Direction 1:
Update the LL-HLS article from "Media streaming over" to "changes (ABR streaming).", replacing "HTTP" with "HTTPS".
Direction 2:
Answer these questions from the LL-HLS article:
(a) Which body does DASH come from?
(b) What range of typical latency does the article give for video delivery from packaging to playback?
(c) How many segments must an Apple HLS client buffer before it starts playback?

Text block:
How Apple HLS is strengthening its hand in the ABR game with LL-HLS?
September 29, 2020
With the releases of iOS 14 and tvOS 14 last week, Apple is offering widespread support for low-latency live streaming on more than a billion devices. In this article, we wanted to review the rationale behind developing LL-HLS, explain the improvement over HLS and compare LL-HLS with the competing implementation of low latency in DASH. The article concludes on where LL-HLS is likely to take video delivery and how Broadpeak can help.
What is LL-HLS?
Media streaming over the internet relies on two key protocols: HLS promoted by Apple at the IETF, and DASH from MPEG. These protocols enable video delivery to a wide range of devices, including those connected wirelessly thanks to the use of reliable transmission leveraging HTTP and multiple different bit rates to adapt to network condition changes (ABR streaming).
However, over the last few years, these ABR protocols have fallen short of enabling low-latency playback. Indeed, typical latency in the delivery of the video (from packaging to playback) can be in the range of 6 to 30 seconds depending on players and configuration, even in ideal network conditions. The latency problem has become a hurdle, preventing further ABR deployments such as replacing broadcast or traditional IPTV for latency sensitive content like sports, news, and other live events.
Latency is cumulative, hence it is added along the whole delivery path from transcoding to the client through the CDN (packaging/origin and caching). Yet, as of today, most of the latency comes from the client: Due to the operation of the protocol (HLS or DASH), and the request/response cycles necessary to obtain the media segments, clients have to maintain a large enough buffer to ensure smooth playback. As an example, an Apple HLS client will start playback once it has buffered at least two segments, resulting in observed latency ranging from 5 to 18 seconds depending on segment durations (2 to 6 seconds).

Data:
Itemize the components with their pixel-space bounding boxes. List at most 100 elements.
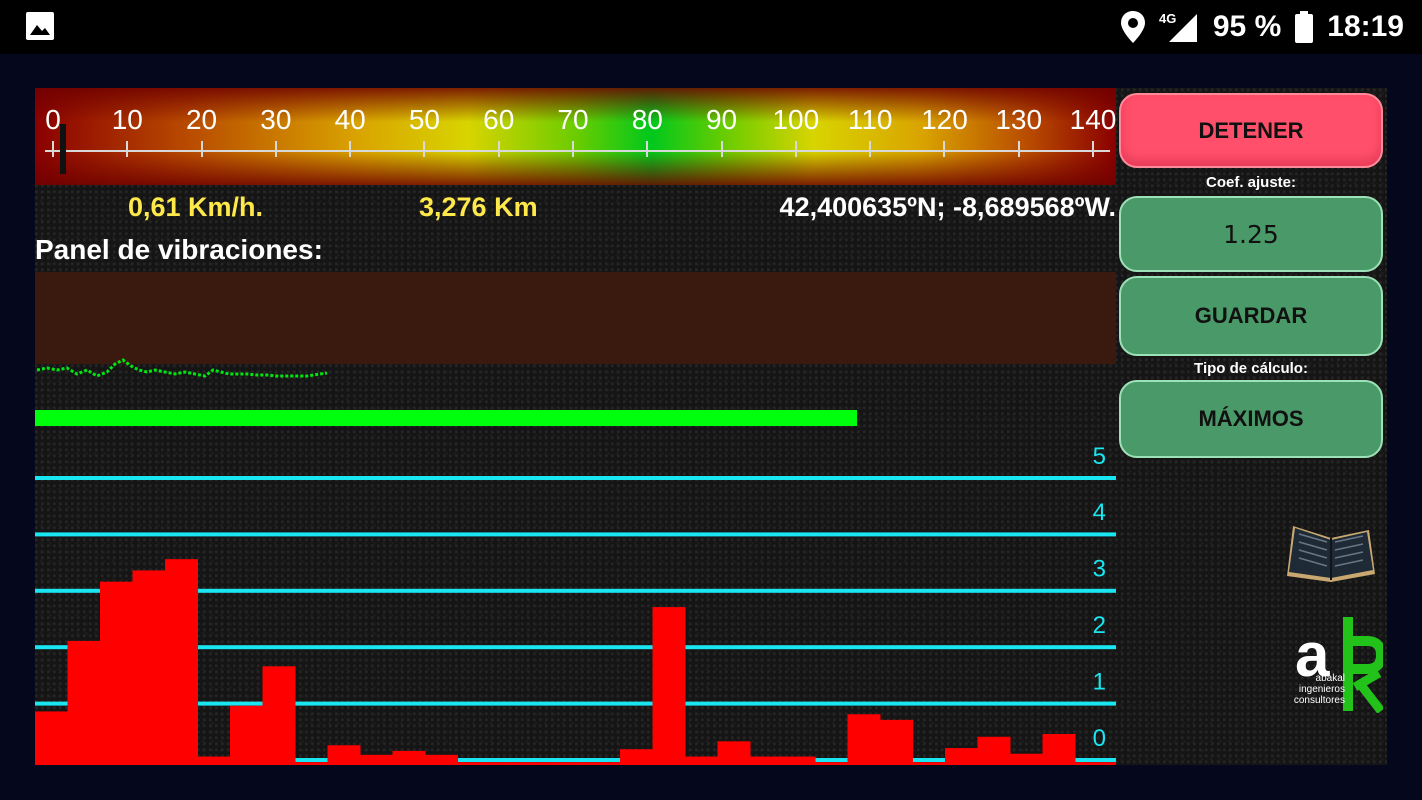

Task result 1:
Media streaming over the internet relies on two key protocols: HLS promoted by Apple at the IETF, and DASH from MPEG. These protocols enable video delivery to a wide range of devices, including those connected wirelessly thanks to the use of reliable transmission leveraging HTTPS and multiple different bit rates to adapt to network condition changes (ABR streaming).

Task result 2:
(a) MPEG.
(b) 6 to 30 seconds.
(c) At least two segments.